> [Excerpted data]:
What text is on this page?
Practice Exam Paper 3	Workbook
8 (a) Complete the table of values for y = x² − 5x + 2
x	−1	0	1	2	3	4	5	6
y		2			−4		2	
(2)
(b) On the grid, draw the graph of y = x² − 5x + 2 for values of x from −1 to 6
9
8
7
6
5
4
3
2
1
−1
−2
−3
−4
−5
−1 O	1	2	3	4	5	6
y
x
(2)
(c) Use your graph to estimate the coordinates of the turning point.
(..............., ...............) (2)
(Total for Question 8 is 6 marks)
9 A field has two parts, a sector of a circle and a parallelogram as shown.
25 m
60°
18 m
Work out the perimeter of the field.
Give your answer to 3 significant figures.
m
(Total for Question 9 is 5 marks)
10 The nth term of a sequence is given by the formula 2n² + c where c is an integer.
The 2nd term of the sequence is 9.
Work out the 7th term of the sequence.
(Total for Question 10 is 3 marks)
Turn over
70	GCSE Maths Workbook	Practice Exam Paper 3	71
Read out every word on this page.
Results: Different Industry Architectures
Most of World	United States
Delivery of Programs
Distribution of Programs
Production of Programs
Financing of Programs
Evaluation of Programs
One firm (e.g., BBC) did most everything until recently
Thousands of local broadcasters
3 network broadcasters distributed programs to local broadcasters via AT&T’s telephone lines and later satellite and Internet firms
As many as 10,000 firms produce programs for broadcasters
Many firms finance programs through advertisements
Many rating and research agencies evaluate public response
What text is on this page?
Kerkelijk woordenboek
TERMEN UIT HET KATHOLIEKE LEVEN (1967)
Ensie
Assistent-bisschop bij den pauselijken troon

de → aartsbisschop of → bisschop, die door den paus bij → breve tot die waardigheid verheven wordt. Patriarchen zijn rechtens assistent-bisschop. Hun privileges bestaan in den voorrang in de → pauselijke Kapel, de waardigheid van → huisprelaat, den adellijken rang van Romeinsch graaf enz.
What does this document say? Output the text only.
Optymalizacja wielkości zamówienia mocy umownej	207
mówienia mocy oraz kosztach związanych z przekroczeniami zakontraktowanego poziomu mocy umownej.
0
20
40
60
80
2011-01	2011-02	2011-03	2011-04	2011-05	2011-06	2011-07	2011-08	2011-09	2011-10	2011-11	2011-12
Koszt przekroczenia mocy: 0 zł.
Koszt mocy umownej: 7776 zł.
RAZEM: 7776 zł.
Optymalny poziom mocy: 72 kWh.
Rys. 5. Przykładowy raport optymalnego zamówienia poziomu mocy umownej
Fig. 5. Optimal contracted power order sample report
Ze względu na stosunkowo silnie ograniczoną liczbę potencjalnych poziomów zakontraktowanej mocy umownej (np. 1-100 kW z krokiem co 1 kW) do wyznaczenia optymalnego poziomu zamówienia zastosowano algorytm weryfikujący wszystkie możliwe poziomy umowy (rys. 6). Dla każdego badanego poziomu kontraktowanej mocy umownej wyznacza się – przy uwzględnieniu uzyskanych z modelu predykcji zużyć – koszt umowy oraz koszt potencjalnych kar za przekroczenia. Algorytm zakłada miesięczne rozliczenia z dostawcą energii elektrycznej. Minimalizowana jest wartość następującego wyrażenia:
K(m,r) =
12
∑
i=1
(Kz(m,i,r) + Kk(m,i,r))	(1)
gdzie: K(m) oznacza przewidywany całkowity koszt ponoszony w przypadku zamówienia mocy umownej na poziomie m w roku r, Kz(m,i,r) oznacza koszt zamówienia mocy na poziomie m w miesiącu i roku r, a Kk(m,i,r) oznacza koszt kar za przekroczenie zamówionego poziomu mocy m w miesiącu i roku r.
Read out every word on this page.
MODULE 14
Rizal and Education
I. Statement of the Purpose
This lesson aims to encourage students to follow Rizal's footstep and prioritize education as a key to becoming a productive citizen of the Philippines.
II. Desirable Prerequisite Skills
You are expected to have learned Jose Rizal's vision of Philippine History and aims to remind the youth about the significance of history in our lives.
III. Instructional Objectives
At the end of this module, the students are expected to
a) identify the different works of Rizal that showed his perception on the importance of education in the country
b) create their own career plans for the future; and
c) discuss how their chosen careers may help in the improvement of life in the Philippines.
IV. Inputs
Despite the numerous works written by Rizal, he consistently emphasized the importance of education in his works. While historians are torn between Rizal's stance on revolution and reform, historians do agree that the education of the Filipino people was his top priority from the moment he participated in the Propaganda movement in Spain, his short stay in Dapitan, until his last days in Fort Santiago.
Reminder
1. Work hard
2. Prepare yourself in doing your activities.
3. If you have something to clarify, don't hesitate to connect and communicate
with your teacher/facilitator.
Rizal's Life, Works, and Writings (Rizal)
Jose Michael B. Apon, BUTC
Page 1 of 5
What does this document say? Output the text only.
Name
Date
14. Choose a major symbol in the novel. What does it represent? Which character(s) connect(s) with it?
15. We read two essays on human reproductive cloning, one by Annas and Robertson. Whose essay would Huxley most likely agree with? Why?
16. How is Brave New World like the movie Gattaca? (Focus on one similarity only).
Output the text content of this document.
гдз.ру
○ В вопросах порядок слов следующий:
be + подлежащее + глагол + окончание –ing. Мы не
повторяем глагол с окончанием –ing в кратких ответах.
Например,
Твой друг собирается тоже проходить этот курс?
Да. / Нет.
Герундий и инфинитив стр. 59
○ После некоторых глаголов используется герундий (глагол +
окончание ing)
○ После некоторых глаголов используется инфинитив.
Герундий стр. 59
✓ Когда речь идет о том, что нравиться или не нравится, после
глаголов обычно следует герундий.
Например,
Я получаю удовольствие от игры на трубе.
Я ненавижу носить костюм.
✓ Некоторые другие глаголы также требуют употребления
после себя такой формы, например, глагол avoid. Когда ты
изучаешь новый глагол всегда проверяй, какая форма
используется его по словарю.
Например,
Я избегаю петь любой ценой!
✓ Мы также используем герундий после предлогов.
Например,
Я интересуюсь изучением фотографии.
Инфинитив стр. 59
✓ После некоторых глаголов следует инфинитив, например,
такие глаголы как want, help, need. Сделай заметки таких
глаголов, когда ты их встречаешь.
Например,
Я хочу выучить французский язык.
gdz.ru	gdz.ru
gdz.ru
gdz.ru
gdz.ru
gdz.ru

> [Task statement]:
Collect every line with the string "graph" from the records, and copy each.

> [Answer to this problem]:
(b) On the grid, draw the graph of y = x² − 5x + 2 for values of x from −1 to 6
(c) Use your graph to estimate the coordinates of the turning point.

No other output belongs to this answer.